→ Exercise aim
Copy every line of the records below where the word "voicemail" occurs.

[START OF Provided data]

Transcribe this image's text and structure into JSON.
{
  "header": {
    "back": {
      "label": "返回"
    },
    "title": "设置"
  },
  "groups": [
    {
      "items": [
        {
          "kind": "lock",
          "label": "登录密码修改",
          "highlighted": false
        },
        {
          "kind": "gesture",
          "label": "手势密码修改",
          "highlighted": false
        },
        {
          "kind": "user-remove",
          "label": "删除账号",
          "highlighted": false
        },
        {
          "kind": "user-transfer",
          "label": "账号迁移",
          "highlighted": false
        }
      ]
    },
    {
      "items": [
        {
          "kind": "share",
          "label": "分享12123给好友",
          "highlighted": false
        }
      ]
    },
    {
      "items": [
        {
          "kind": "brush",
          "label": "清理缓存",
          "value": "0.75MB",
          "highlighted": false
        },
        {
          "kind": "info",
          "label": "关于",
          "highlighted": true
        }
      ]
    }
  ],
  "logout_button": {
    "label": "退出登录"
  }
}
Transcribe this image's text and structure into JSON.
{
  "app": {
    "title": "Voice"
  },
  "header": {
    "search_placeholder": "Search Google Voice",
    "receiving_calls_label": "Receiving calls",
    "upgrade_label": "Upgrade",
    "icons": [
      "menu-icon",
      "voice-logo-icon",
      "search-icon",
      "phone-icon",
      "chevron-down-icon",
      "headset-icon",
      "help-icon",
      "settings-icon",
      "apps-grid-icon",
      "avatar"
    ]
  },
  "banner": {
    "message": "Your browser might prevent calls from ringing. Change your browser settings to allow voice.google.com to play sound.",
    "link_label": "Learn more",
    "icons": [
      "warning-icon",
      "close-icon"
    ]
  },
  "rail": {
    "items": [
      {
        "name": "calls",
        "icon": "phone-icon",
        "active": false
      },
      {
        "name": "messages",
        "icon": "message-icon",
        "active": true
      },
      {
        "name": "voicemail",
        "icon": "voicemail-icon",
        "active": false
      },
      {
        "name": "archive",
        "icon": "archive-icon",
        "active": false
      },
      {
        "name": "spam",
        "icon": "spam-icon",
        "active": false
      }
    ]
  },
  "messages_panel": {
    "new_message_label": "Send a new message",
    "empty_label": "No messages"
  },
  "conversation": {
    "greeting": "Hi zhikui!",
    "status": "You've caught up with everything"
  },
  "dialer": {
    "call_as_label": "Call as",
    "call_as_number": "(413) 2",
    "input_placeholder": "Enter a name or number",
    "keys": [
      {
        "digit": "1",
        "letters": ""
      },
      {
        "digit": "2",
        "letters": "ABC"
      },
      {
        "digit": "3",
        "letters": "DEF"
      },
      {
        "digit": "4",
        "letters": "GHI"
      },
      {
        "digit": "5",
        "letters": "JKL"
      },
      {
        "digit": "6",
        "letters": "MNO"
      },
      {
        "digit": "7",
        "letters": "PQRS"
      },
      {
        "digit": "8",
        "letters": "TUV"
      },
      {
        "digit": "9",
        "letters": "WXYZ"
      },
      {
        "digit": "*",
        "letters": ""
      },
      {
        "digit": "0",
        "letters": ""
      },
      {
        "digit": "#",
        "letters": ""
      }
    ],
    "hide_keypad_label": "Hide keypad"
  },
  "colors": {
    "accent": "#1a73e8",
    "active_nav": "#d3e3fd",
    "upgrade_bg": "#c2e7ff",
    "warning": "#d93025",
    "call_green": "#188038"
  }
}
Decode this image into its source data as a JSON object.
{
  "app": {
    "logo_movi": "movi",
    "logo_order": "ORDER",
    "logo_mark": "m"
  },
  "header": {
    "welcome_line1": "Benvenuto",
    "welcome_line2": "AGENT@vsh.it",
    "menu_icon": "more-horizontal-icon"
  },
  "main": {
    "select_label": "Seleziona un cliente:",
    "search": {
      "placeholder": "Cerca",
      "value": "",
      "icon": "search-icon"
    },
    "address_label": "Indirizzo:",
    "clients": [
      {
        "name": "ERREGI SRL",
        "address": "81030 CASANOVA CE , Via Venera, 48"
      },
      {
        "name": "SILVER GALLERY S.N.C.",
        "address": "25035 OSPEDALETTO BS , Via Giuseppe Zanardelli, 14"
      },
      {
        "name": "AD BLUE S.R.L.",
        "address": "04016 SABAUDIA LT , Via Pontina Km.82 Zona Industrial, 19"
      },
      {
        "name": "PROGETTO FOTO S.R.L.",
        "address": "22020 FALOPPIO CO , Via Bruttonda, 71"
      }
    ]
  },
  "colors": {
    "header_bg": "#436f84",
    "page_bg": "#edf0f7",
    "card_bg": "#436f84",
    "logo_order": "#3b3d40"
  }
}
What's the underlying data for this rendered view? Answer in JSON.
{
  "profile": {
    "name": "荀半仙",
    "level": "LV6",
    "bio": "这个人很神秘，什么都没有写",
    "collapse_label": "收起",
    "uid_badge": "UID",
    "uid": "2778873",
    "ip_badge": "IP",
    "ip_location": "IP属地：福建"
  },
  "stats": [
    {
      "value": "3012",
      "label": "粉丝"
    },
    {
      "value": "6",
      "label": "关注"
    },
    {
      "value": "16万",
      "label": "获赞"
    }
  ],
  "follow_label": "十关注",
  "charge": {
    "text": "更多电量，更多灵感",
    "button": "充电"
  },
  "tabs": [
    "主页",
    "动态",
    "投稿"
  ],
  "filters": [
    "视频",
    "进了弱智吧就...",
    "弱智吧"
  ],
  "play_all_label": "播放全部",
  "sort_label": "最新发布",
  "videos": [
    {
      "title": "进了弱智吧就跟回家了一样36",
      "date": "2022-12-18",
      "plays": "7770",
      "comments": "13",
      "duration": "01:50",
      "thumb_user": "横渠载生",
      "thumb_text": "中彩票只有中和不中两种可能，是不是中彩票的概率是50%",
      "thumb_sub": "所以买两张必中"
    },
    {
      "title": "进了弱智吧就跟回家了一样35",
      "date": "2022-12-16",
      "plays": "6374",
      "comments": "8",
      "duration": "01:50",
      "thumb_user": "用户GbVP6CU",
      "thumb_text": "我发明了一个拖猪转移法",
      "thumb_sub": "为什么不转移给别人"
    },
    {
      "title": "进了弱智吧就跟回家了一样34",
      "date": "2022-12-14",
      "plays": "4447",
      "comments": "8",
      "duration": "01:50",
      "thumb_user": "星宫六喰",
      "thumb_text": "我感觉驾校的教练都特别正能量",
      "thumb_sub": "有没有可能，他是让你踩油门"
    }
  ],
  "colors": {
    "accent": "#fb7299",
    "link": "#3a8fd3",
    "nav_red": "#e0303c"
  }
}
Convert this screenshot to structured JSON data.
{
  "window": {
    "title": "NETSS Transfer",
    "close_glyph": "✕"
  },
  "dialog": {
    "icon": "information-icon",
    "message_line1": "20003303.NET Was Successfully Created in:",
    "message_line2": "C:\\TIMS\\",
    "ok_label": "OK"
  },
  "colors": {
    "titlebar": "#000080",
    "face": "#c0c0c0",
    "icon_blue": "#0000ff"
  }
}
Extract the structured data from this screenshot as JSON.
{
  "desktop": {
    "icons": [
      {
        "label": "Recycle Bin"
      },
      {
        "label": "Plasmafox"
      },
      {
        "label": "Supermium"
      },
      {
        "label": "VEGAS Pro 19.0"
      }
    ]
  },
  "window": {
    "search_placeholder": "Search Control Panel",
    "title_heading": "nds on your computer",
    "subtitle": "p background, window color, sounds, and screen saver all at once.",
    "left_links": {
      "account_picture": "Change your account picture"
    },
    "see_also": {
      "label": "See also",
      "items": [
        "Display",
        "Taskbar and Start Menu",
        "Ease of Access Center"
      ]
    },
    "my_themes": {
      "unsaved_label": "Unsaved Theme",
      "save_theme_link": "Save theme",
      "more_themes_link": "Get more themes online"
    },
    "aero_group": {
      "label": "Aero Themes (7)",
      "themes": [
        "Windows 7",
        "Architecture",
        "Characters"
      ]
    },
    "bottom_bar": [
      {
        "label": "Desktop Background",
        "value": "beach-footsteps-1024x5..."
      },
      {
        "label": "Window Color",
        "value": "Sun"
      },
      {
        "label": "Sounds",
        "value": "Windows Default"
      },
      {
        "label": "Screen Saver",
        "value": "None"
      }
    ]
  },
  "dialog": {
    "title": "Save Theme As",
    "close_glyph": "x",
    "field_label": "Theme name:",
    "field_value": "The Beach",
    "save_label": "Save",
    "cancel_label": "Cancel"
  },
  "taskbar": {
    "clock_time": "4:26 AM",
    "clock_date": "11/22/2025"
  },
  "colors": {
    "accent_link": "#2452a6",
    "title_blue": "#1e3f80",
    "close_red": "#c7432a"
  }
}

[END OF Provided data]

→ Response to this exercise
        "name": "voicemail",
        "icon": "voicemail-icon",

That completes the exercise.